September is an electrifying month for Mexicans.
One early morning on 16 September 1810, in a small town named Dolores, a priest rang the bell of his church and uttered the Grito de Dolores or Cry of Delores which launched the Mexican War of Independence. Father Hidalgo y Costilla’s Grito cry is re-enacted every year throughout Mexico and celebrated by millions of Mexicans worldwide. There is joy and jubilation as shouts of ¡Viva México! rent the air. There’s music, dance, fireworks and of course great food!
Those celebrations were felt across the other side of the world in Canberra, as a fabulous Viva Mexico evening was held at the Hyatt Hotel recently.
A welcoming sangria margarita was presented to guests which included representatives from the Mexican embassy, other embassies, Department of Foreign Affairs and Trade and other invited guests.
We were serenaded by Victor Valdez, a Mexican harpist and vocalist, who was joined by other musicians who came together to perform as a Mariachi Band. Victor has been performing Mariachi and Noteño (a genre of Mexican music related to polka and folk ballads) music for decades.
Then on to the Mexican cuisine which was beautifully plated. Entrée was a tasting plate of pork quesadillas with pico de gallo, avocado salsa, chilli and pickled onion plus chopped Mexican corn salad with chilli lime shrimp. Our favourite of the two was the chilli lime shrimp—it was tangy and cooked to perfection.
A gorgeous blush-coloured palate cleanser followed—a guava lime tequila sorbet.

- TASK SET:
**1)** From the account of the Viva Mexico evening, list the groups of guests to whom the welcoming sangria margarita was presented.
**2)** Answer these questions using the account of the Viva Mexico evening:
(a) In what town did the priest ring his church bell on 16 September 1810?
(b) At which hotel in Canberra was the Viva Mexico evening held?
(c) Which part of the entrée tasting plate did the writer like best?
**3)** Carry on with the account of the Viva Mexico evening, picking up after the guava lime tequila sorbet.

- GIVEN DATA:

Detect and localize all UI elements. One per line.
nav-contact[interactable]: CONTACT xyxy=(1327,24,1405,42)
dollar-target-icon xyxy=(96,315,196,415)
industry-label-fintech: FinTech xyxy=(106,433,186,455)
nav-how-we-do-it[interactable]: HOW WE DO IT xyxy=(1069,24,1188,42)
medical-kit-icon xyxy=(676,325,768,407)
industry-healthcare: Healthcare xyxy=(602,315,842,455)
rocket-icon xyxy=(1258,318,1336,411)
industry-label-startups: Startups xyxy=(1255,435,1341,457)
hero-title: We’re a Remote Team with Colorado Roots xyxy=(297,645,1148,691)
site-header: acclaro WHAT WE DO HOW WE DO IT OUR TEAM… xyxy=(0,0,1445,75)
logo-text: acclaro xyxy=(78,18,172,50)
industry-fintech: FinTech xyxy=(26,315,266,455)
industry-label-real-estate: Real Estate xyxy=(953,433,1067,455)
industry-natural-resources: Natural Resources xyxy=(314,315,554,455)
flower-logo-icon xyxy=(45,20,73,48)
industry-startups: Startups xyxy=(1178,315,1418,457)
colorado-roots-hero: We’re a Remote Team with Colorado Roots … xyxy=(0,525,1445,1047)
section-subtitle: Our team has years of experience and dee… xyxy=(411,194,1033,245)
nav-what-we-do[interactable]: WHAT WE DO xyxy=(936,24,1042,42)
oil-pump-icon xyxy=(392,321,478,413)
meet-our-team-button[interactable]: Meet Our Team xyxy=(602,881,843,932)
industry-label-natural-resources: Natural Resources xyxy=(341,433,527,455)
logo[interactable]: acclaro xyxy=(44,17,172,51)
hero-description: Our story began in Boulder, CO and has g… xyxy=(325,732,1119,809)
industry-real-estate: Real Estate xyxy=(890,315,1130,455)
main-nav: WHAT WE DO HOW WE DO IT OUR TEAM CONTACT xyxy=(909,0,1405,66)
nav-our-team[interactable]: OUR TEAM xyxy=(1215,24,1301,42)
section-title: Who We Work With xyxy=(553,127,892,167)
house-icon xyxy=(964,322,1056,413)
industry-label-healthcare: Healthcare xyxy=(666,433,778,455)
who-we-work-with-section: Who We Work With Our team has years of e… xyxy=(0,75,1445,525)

- ANSWERS TO THE TASKS:
**1)** Representatives from the Mexican embassy, representatives from other embassies, representatives from the Department of Foreign Affairs and Trade, and other invited guests.

**2)**
(a) Dolores.
(b) The Hyatt Hotel.
(c) The chilli lime shrimp.

**3)**
The main course was a tasting plate of adobe chicken, toasted ancho chillies, chipotle aioli, fonda salsa, guacamole, shaved cabbage and charred corn plus Mexican spiced sirloin steak with refried beans. So many flavours to absorb!
Each course was also accompanied by a selection of tequila, mezcal and Mexican wines. The wine industry dates back to the 18th century and while production is small, Mexican wines from the the northwest part of the country have been awarded numerous international prizes. Just as you thought you couldn’t eat any more, along came dessert. Not just one, but a taste of four different sweet treats…
Tres leches cake which is a spongy butter cake soaked with three types of milk – condensed, evaporated and cream – and then topped with whipped cream; flan de coco y queso which is a creamy coconut, caramel custard; tequila chocolate with coffee which is a wonderful mousse with a kick; and avocado and corn ice cream which is a great mix of flavour giving the meal an intriguing sweet and savoury finish.
As we dined, we were transported back to the time of the Aztecs as conchero dancers dressed in amazing feathered head dresses, ayoyotes and colourful tunics came into the ballroom to perform. Sounds of drums and conch thrilled the crowd—it was ceremonious.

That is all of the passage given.